OBJECTIVE
List every row below that contains the string "分味太重", copying each one whole. The match is case-sensitive.
:::::
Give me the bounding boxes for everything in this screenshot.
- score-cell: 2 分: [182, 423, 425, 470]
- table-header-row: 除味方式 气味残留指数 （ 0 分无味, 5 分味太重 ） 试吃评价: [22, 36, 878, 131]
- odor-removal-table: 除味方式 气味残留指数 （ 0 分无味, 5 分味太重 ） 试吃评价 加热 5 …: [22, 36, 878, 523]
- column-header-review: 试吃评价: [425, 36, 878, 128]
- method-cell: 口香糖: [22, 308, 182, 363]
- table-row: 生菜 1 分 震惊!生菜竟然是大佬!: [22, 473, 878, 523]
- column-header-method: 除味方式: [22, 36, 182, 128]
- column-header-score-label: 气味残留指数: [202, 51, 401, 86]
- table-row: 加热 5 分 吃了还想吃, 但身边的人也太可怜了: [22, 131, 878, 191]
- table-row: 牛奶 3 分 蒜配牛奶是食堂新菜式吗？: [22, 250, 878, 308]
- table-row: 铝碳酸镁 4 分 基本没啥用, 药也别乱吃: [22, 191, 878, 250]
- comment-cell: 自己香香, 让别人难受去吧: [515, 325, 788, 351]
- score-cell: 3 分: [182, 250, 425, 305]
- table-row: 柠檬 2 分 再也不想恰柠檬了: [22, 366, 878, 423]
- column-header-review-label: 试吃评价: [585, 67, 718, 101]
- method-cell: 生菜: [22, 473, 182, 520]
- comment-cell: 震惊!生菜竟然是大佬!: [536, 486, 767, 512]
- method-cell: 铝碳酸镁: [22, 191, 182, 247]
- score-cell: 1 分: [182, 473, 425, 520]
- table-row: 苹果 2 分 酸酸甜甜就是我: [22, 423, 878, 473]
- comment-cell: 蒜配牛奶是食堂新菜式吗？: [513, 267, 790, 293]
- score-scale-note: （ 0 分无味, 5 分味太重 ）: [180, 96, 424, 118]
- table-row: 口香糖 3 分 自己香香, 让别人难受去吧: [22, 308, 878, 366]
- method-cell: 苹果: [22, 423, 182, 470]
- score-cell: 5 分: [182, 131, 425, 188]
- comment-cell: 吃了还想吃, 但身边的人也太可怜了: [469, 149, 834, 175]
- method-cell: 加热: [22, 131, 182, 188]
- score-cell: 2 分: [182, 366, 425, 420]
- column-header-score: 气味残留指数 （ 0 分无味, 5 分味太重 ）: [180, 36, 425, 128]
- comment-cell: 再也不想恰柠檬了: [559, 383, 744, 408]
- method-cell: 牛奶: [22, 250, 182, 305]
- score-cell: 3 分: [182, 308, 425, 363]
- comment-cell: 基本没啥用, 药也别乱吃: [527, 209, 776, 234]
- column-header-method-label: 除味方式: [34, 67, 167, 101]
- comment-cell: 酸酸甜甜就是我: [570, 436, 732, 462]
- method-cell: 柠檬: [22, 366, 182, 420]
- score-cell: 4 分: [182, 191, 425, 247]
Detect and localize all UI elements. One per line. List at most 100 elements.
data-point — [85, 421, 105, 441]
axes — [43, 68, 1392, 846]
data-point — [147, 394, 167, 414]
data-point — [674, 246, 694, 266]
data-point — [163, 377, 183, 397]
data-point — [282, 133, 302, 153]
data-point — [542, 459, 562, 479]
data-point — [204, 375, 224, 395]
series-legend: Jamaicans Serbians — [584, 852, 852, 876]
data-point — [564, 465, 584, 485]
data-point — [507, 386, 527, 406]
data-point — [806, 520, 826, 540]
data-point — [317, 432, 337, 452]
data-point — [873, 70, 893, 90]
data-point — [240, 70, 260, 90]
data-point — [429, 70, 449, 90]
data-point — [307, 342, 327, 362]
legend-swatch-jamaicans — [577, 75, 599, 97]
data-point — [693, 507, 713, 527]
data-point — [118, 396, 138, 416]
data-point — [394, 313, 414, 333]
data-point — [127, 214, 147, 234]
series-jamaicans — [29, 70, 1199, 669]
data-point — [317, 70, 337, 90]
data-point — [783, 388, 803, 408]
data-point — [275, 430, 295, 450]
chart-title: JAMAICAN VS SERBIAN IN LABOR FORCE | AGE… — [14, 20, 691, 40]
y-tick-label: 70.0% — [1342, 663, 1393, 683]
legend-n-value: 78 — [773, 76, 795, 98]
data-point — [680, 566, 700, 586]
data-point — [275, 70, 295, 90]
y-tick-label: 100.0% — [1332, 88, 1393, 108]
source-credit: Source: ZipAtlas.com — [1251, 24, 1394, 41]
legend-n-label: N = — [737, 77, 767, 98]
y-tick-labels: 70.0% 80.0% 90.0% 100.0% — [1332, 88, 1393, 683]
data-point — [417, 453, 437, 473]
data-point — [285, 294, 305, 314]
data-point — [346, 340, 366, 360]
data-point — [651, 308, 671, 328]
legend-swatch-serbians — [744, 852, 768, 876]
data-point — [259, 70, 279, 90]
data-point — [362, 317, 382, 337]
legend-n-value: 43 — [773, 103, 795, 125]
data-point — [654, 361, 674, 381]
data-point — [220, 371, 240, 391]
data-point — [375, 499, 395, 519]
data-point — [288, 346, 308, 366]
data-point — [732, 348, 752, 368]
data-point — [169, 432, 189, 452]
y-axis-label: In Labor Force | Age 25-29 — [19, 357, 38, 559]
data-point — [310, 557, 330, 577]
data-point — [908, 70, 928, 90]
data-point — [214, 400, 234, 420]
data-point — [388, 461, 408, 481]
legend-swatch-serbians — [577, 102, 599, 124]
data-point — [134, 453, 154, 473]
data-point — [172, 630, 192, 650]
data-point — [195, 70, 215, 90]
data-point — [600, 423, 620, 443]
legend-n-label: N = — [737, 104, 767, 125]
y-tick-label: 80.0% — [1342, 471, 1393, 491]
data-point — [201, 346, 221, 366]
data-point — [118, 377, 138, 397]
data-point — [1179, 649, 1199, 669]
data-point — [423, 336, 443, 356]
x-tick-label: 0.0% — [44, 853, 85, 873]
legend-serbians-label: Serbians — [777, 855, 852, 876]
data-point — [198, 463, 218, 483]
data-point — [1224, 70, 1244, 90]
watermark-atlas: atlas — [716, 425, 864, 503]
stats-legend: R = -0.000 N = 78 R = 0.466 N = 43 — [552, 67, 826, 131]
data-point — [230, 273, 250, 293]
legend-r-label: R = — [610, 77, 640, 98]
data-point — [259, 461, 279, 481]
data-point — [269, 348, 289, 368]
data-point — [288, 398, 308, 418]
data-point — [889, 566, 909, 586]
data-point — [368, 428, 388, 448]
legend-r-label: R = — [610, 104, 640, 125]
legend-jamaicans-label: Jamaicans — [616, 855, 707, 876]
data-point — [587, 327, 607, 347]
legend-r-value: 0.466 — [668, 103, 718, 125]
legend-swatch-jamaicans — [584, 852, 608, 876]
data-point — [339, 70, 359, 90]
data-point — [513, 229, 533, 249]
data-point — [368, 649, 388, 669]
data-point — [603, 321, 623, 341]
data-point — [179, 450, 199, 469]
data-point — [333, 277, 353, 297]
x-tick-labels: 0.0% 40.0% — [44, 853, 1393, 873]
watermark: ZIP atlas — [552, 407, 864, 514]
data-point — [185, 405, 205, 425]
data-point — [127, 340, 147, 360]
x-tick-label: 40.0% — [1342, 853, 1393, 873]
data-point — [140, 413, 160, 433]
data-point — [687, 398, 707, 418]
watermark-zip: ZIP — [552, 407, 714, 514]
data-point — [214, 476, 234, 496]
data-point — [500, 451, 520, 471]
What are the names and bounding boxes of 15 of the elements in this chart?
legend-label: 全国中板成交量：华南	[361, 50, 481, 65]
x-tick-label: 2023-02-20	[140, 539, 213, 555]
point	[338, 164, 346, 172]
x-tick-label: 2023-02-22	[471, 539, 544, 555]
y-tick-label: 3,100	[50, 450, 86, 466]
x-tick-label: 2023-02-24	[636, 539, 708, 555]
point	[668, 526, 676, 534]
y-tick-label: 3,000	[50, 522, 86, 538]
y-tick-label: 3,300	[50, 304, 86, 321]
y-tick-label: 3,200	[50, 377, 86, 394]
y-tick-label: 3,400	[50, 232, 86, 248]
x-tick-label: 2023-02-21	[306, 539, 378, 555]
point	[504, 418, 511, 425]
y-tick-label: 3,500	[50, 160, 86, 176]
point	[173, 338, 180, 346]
:::::
TASK RESPONSE
- table-header-row: 除味方式 气味残留指数 （ 0 分无味, 5 分味太重 ） 试吃评价: [22, 36, 878, 131]
- odor-removal-table: 除味方式 气味残留指数 （ 0 分无味, 5 分味太重 ） 试吃评价 加热 5 …: [22, 36, 878, 523]
- score-scale-note: （ 0 分无味, 5 分味太重 ）: [180, 96, 424, 118]
- column-header-score: 气味残留指数 （ 0 分无味, 5 分味太重 ）: [180, 36, 425, 128]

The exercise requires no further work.